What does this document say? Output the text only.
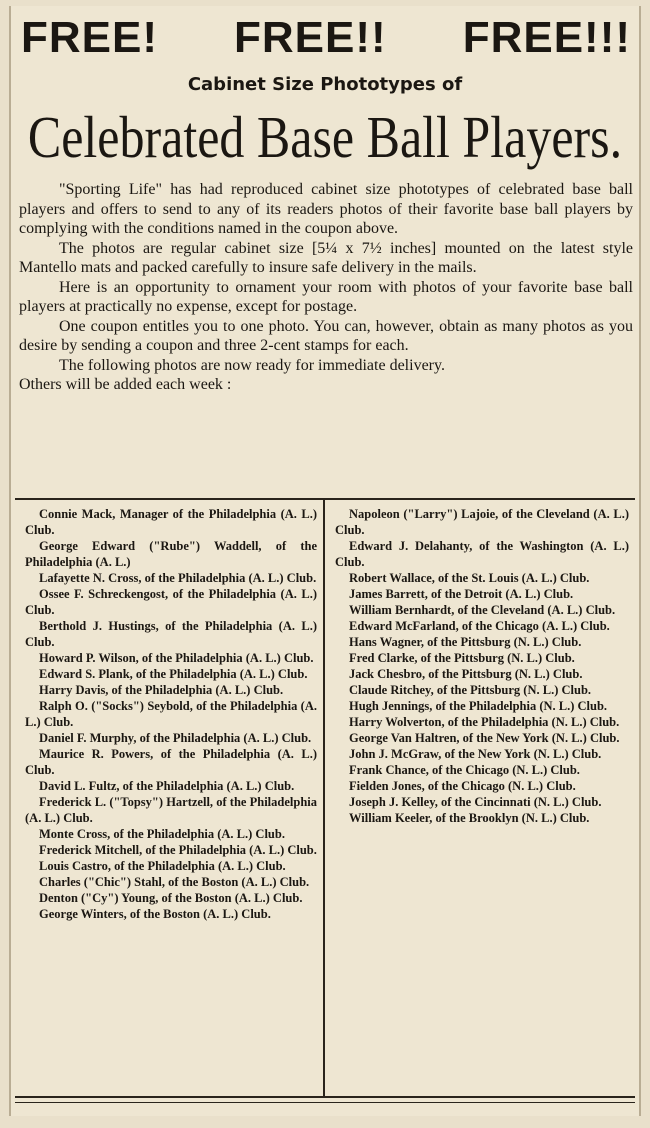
FREE! FREE!! FREE!!!
Cabinet Size Phototypes of
Celebrated Base Ball Players.

"Sporting Life" has had reproduced cabinet size phototypes of celebrated base ball players and offers to send to any of its readers photos of their favorite base ball players by complying with the conditions named in the coupon above.

The photos are regular cabinet size [5¼ x 7½ inches] mounted on the latest style Mantello mats and packed carefully to insure safe delivery in the mails.

Here is an opportunity to ornament your room with photos of your favorite base ball players at practically no expense, except for postage.

One coupon entitles you to one photo. You can, however, obtain as many photos as you desire by sending a coupon and three 2-cent stamps for each.

The following photos are now ready for immediate delivery.

Others will be added each week :

Connie Mack, Manager of the Philadelphia (A. L.) Club.

George Edward ("Rube") Waddell, of the Philadelphia (A. L.)

Lafayette N. Cross, of the Philadelphia (A. L.) Club.

Ossee F. Schreckengost, of the Philadelphia (A. L.) Club.

Berthold J. Hustings, of the Philadelphia (A. L.) Club.

Howard P. Wilson, of the Philadelphia (A. L.) Club.

Edward S. Plank, of the Philadelphia (A. L.) Club.

Harry Davis, of the Philadelphia (A. L.) Club.

Ralph O. ("Socks") Seybold, of the Philadelphia (A. L.) Club.

Daniel F. Murphy, of the Philadelphia (A. L.) Club.

Maurice R. Powers, of the Philadelphia (A. L.) Club.

David L. Fultz, of the Philadelphia (A. L.) Club.

Frederick L. ("Topsy") Hartzell, of the Philadelphia (A. L.) Club.

Monte Cross, of the Philadelphia (A. L.) Club.

Frederick Mitchell, of the Philadelphia (A. L.) Club.

Louis Castro, of the Philadelphia (A. L.) Club.

Charles ("Chic") Stahl, of the Boston (A. L.) Club.

Denton ("Cy") Young, of the Boston (A. L.) Club.

George Winters, of the Boston (A. L.) Club.

Napoleon ("Larry") Lajoie, of the Cleveland (A. L.) Club.

Edward J. Delahanty, of the Washington (A. L.) Club.

Robert Wallace, of the St. Louis (A. L.) Club.

James Barrett, of the Detroit (A. L.) Club.

William Bernhardt, of the Cleveland (A. L.) Club.

Edward McFarland, of the Chicago (A. L.) Club.

Hans Wagner, of the Pittsburg (N. L.) Club.

Fred Clarke, of the Pittsburg (N. L.) Club.

Jack Chesbro, of the Pittsburg (N. L.) Club.

Claude Ritchey, of the Pittsburg (N. L.) Club.

Hugh Jennings, of the Philadelphia (N. L.) Club.

Harry Wolverton, of the Philadelphia (N. L.) Club.

George Van Haltren, of the New York (N. L.) Club.

John J. McGraw, of the New York (N. L.) Club.

Frank Chance, of the Chicago (N. L.) Club.

Fielden Jones, of the Chicago (N. L.) Club.

Joseph J. Kelley, of the Cincinnati (N. L.) Club.

William Keeler, of the Brooklyn (N. L.) Club.
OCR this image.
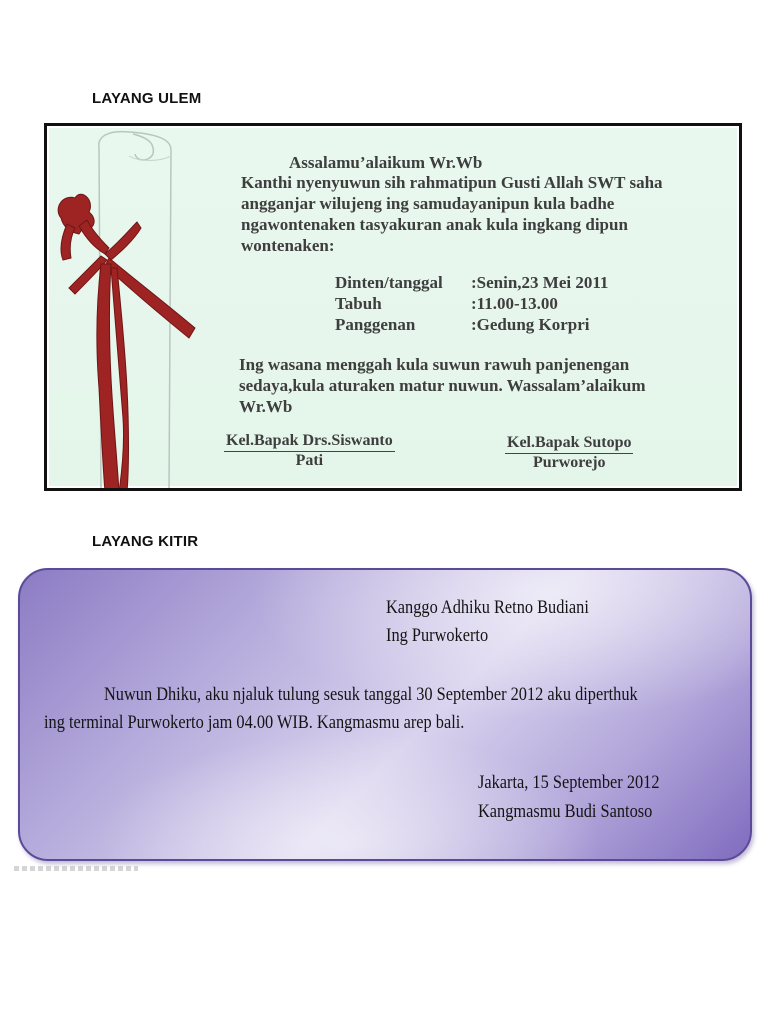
LAYANG ULEM
Assalamu’alaikum Wr.Wb
Kanthi nyenyuwun sih rahmatipun Gusti Allah SWT saha angganjar wilujeng ing samudayanipun kula badhe ngawontenaken tasyakuran anak kula ingkang dipun wontenaken:
Dinten/tanggal :Senin,23 Mei 2011
Tabuh	:11.00-13.00
Panggenan	:Gedung Korpri
Ing wasana menggah kula suwun rawuh panjenengan sedaya,kula aturaken matur nuwun. Wassalam’alaikum Wr.Wb
Kel.Bapak Drs.Siswanto
Pati
Kel.Bapak Sutopo
Purworejo
LAYANG KITIR
Kanggo Adhiku Retno Budiani
Ing Purwokerto
Nuwun Dhiku, aku njaluk tulung sesuk tanggal 30 September 2012 aku diperthuk
ing terminal Purwokerto jam 04.00 WIB. Kangmasmu arep bali.
Jakarta, 15 September 2012
Kangmasmu Budi Santoso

■ Problem description ■
Starting at the line that holds "OCR this image.", copy each line exactly through the end of the listing, both ends included. Leave the pictures out.

■ Result for this exercise ■
OCR this image.
LAYANG ULEM
Assalamu’alaikum Wr.Wb
Kanthi nyenyuwun sih rahmatipun Gusti Allah SWT saha angganjar wilujeng ing samudayanipun kula badhe ngawontenaken tasyakuran anak kula ingkang dipun wontenaken:
Dinten/tanggal :Senin,23 Mei 2011
Tabuh	:11.00-13.00
Panggenan	:Gedung Korpri
Ing wasana menggah kula suwun rawuh panjenengan sedaya,kula aturaken matur nuwun. Wassalam’alaikum Wr.Wb
Kel.Bapak Drs.Siswanto
Pati
Kel.Bapak Sutopo
Purworejo
LAYANG KITIR
Kanggo Adhiku Retno Budiani
Ing Purwokerto
Nuwun Dhiku, aku njaluk tulung sesuk tanggal 30 September 2012 aku diperthuk
ing terminal Purwokerto jam 04.00 WIB. Kangmasmu arep bali.
Jakarta, 15 September 2012
Kangmasmu Budi Santoso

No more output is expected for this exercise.